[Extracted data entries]
|---|

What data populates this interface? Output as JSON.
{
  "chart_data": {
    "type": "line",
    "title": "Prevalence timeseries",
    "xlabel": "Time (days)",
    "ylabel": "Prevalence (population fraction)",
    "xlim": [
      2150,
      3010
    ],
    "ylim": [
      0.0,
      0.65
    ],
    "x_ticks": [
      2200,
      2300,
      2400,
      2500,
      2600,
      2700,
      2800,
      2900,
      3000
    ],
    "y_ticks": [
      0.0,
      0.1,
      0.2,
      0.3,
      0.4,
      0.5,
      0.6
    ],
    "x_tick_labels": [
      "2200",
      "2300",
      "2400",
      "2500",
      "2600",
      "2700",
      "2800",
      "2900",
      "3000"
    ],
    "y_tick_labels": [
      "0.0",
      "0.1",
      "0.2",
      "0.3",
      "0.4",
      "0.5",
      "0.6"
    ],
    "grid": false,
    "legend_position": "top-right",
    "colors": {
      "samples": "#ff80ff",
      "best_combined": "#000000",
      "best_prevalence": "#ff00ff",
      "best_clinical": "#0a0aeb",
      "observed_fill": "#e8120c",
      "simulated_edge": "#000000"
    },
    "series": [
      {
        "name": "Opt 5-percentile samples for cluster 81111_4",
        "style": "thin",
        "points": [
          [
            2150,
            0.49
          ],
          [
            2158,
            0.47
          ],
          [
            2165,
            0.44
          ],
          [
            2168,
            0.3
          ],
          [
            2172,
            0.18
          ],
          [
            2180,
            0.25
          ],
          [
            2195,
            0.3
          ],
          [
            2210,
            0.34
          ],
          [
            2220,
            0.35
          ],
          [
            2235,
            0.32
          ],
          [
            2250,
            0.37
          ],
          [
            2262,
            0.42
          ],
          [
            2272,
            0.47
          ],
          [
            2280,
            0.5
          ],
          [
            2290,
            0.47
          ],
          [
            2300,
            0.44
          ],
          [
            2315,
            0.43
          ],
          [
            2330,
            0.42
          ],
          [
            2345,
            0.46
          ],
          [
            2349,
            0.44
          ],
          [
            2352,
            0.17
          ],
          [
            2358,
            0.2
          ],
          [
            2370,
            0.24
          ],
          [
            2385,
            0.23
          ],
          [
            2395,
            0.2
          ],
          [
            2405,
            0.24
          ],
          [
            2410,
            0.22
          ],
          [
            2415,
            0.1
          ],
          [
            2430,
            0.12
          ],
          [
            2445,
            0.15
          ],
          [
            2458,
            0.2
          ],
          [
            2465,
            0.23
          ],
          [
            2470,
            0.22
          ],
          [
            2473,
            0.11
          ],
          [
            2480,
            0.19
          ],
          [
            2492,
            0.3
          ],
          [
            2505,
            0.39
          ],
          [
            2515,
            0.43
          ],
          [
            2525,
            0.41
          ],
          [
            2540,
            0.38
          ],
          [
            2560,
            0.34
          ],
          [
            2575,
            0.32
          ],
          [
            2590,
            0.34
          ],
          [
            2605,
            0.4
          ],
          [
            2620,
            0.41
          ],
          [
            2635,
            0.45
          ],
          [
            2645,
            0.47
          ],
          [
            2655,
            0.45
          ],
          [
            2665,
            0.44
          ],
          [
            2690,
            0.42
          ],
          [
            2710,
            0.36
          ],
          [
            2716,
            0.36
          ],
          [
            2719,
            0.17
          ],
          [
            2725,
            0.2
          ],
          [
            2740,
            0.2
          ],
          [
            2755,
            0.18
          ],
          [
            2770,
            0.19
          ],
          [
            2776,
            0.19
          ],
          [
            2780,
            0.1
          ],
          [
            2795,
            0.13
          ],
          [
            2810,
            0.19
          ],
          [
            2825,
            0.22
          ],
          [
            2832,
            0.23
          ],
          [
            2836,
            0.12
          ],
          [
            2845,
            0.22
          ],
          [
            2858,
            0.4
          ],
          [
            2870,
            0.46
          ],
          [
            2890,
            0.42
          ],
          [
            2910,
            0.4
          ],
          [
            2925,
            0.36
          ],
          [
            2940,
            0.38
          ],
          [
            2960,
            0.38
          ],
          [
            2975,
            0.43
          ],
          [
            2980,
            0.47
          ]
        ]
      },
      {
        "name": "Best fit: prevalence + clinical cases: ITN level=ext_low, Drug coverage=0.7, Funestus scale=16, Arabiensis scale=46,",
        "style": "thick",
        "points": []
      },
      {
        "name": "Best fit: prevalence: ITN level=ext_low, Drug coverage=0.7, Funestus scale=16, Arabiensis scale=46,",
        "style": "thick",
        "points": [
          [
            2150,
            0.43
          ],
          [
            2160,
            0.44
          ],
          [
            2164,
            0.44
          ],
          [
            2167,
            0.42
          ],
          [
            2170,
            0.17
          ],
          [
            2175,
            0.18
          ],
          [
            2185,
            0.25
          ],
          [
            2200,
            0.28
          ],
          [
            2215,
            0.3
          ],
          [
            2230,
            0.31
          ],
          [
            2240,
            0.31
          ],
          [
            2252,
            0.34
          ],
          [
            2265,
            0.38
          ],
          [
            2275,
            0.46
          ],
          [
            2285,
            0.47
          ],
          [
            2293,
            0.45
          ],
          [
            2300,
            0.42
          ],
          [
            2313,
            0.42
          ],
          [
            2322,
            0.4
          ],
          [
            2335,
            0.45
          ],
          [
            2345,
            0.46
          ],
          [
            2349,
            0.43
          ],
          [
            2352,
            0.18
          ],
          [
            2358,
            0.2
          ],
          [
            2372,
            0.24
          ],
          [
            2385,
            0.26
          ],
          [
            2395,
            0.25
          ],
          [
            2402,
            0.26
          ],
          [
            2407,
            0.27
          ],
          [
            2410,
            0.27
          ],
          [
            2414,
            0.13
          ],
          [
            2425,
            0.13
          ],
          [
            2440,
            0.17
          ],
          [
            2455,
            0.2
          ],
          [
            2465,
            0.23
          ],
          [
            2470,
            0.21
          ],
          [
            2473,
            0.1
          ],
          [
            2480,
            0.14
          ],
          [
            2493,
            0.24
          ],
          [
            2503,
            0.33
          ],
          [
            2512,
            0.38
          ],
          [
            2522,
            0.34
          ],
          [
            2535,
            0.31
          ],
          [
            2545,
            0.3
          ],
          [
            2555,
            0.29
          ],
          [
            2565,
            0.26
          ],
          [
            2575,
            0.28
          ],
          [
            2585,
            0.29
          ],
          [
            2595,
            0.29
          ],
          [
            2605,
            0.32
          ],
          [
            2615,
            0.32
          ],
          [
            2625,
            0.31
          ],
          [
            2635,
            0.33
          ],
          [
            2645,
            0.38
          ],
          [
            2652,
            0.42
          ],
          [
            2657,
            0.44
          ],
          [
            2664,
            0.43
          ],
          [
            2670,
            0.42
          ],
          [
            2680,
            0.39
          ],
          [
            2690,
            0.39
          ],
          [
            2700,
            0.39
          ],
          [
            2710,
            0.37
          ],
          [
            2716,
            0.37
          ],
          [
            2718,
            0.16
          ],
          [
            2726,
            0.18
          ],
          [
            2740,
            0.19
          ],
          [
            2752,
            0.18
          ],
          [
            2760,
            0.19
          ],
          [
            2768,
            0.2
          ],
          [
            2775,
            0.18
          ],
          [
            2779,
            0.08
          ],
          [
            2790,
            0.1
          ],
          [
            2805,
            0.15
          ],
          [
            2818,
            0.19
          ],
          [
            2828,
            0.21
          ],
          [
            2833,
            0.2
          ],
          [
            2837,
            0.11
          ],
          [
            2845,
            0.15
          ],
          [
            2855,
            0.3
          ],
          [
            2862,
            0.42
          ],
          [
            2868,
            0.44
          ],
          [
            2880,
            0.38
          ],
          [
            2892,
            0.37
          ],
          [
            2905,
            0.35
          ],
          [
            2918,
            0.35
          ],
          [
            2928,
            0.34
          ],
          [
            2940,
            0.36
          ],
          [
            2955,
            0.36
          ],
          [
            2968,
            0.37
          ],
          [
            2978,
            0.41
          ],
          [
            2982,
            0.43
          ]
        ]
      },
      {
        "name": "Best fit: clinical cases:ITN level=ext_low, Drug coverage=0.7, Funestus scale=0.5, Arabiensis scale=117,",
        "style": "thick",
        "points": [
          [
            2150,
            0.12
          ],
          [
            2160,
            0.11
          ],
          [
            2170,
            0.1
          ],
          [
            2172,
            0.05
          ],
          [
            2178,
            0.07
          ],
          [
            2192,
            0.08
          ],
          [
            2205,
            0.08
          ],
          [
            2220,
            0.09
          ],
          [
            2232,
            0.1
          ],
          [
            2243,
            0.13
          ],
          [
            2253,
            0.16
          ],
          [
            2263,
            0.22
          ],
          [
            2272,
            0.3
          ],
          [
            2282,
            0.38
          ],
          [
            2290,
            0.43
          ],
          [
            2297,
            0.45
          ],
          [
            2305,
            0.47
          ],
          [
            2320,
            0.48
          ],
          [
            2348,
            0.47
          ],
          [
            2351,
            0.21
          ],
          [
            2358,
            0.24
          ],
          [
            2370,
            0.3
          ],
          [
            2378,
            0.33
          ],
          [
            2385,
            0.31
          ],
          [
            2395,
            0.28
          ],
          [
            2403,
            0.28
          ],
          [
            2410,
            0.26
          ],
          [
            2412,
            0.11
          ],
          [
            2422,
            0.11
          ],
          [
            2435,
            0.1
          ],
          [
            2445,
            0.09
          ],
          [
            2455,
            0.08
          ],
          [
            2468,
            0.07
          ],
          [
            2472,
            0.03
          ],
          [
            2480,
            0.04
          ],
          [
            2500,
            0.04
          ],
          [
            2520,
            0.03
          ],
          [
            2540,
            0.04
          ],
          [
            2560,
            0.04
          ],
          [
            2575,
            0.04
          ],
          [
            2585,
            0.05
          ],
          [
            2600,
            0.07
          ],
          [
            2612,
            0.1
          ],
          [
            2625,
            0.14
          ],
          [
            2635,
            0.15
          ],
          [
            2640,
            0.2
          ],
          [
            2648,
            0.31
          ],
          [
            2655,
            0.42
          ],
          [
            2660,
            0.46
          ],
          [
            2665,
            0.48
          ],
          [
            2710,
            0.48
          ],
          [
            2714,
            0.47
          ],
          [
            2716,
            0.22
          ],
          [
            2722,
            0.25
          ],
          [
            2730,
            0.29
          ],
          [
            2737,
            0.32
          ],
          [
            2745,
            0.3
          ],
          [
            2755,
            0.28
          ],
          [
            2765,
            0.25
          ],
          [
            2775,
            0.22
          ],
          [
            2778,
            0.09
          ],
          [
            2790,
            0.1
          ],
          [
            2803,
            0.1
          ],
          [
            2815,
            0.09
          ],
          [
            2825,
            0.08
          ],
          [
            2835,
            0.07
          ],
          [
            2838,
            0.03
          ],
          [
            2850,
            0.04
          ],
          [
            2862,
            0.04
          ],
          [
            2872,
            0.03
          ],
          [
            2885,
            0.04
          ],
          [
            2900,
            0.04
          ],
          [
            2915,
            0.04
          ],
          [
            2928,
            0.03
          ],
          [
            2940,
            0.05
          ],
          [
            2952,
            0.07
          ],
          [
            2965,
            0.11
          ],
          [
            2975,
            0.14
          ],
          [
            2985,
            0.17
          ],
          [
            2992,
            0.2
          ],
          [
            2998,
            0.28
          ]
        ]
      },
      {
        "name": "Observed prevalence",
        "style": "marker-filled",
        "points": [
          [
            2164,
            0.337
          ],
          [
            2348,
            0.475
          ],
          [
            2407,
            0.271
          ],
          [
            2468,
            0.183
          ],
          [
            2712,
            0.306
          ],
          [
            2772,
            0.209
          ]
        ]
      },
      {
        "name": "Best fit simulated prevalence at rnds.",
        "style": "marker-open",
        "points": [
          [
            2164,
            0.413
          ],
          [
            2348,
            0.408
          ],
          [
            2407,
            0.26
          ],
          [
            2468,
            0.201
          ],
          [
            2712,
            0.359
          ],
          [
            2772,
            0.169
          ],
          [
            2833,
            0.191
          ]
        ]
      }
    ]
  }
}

|---|

--- INSTRUCTIONS FOR THE TASK ---
Where a line holds "name", copy it out.

--- ANSWER FOR THE TASK ---
        "name": "Opt 5-percentile samples for cluster 81111_4",
        "name": "Best fit: prevalence + clinical cases: ITN level=ext_low, Drug coverage=0.7, Funestus scale=16, Arabiensis scale=46,",
        "name": "Best fit: prevalence: ITN level=ext_low, Drug coverage=0.7, Funestus scale=16, Arabiensis scale=46,",
        "name": "Best fit: clinical cases:ITN level=ext_low, Drug coverage=0.7, Funestus scale=0.5, Arabiensis scale=117,",
        "name": "Observed prevalence",
        "name": "Best fit simulated prevalence at rnds.",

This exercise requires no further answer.